[Records from a collection]

####################

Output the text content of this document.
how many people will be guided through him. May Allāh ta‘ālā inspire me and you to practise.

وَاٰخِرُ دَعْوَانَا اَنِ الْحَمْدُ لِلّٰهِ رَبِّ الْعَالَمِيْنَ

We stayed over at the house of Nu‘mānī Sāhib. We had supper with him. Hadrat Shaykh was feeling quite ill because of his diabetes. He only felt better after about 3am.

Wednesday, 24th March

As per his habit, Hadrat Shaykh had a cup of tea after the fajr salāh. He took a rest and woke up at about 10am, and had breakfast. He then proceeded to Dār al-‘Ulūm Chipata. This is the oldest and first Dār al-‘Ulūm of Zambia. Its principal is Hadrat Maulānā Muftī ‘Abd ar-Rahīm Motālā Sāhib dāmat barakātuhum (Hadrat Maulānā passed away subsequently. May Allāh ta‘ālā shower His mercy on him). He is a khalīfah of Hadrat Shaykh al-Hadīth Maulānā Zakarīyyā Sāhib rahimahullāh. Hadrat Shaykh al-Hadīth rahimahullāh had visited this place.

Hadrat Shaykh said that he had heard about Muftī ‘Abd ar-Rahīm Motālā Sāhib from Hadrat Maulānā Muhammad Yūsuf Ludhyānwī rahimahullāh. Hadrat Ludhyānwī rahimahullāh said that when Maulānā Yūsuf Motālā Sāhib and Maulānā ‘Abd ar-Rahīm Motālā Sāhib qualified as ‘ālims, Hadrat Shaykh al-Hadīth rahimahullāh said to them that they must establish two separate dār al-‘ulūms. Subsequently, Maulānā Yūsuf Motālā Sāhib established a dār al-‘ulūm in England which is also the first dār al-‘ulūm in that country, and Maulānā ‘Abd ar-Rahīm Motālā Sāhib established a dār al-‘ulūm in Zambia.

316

####################

▸ **Goal**
Using the records above, gather all lines where the string "after" is present.

▸ **Solved problem**
We stayed over at the house of Nu‘mānī Sāhib. We had supper with him. Hadrat Shaykh was feeling quite ill because of his diabetes. He only felt better after about 3am.
As per his habit, Hadrat Shaykh had a cup of tea after the fajr salāh. He took a rest and woke up at about 10am, and had breakfast. He then proceeded to Dār al-‘Ulūm Chipata. This is the oldest and first Dār al-‘Ulūm of Zambia. Its principal is Hadrat Maulānā Muftī ‘Abd ar-Rahīm Motālā Sāhib dāmat barakātuhum (Hadrat Maulānā passed away subsequently. May Allāh ta‘ālā shower His mercy on him). He is a khalīfah of Hadrat Shaykh al-Hadīth Maulānā Zakarīyyā Sāhib rahimahullāh. Hadrat Shaykh al-Hadīth rahimahullāh had visited this place.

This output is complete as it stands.